To be done
Each entry below is to be extracted exactly.

Input for this task
────────

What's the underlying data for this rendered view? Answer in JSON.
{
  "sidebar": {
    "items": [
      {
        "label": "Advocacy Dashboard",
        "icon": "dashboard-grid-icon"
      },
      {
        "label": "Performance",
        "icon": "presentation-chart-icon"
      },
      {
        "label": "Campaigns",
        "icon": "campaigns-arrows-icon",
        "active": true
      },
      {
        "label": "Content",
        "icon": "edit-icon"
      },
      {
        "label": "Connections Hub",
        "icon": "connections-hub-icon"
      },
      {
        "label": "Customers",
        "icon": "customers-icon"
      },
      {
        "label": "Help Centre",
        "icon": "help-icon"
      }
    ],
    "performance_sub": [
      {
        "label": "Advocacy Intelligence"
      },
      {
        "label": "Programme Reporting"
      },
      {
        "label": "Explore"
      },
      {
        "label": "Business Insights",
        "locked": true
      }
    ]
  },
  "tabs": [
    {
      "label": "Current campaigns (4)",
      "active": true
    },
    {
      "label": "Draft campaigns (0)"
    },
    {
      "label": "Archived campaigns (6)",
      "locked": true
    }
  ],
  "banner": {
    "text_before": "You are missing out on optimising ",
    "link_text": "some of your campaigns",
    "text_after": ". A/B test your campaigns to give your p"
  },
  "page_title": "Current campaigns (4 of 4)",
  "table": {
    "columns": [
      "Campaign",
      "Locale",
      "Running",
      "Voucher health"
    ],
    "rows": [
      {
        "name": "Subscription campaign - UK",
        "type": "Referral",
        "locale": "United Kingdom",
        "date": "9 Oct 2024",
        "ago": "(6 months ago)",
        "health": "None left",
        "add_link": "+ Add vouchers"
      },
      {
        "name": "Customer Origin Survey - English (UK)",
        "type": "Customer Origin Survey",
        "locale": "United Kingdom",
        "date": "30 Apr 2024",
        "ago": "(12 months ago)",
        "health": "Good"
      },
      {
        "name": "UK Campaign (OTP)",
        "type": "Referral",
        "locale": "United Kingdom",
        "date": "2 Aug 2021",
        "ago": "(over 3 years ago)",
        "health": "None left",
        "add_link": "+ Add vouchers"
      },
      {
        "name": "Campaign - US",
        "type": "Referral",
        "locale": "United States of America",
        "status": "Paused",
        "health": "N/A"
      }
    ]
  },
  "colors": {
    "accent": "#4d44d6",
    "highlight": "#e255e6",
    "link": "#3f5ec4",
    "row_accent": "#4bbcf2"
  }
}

────────

Output for this task
What's the underlying data for this rendered view? Answer in JSON.
{
  "sidebar": {
    "items": [
      {
        "label": "Advocacy Dashboard",
        "icon": "dashboard-grid-icon"
      },
      {
        "label": "Performance",
        "icon": "presentation-chart-icon"
      },
      {
        "label": "Campaigns",
        "icon": "campaigns-arrows-icon",
        "active": true
      },
      {
        "label": "Content",
        "icon": "edit-icon"
      },
      {
        "label": "Connections Hub",
        "icon": "connections-hub-icon"
      },
      {
        "label": "Customers",
        "icon": "customers-icon"
      },
      {
        "label": "Help Centre",
        "icon": "help-icon"
      }
    ],
    "performance_sub": [
      {
        "label": "Advocacy Intelligence"
      },
      {
        "label": "Programme Reporting"
      },
      {
        "label": "Explore"
      },
      {
        "label": "Business Insights",
        "locked": true
      }
    ]
  },
  "tabs": [
    {
      "label": "Current campaigns (4)",
      "active": true
    },
    {
      "label": "Draft campaigns (0)"
    },
    {
      "label": "Archived campaigns (6)",
      "locked": true
    }
  ],
  "banner": {
    "text_before": "You are missing out on optimising ",
    "link_text": "some of your campaigns",
    "text_after": ". A/B test your campaigns to give your p"
  },
  "page_title": "Current campaigns (4 of 4)",
  "table": {
    "columns": [
      "Campaign",
      "Locale",
      "Running",
      "Voucher health"
    ],
    "rows": [
      {
        "name": "Subscription campaign - UK",
        "type": "Referral",
        "locale": "United Kingdom",
        "date": "9 Oct 2024",
        "ago": "(6 months ago)",
        "health": "None left",
        "add_link": "+ Add vouchers"
      },
      {
        "name": "Customer Origin Survey - English (UK)",
        "type": "Customer Origin Survey",
        "locale": "United Kingdom",
        "date": "30 Apr 2024",
        "ago": "(12 months ago)",
        "health": "Good"
      },
      {
        "name": "UK Campaign (OTP)",
        "type": "Referral",
        "locale": "United Kingdom",
        "date": "2 Aug 2021",
        "ago": "(over 3 years ago)",
        "health": "None left",
        "add_link": "+ Add vouchers"
      },
      {
        "name": "Campaign - US",
        "type": "Referral",
        "locale": "United States of America",
        "status": "Paused",
        "health": "N/A"
      }
    ]
  },
  "colors": {
    "accent": "#4d44d6",
    "highlight": "#e255e6",
    "link": "#3f5ec4",
    "row_accent": "#4bbcf2"
  }
}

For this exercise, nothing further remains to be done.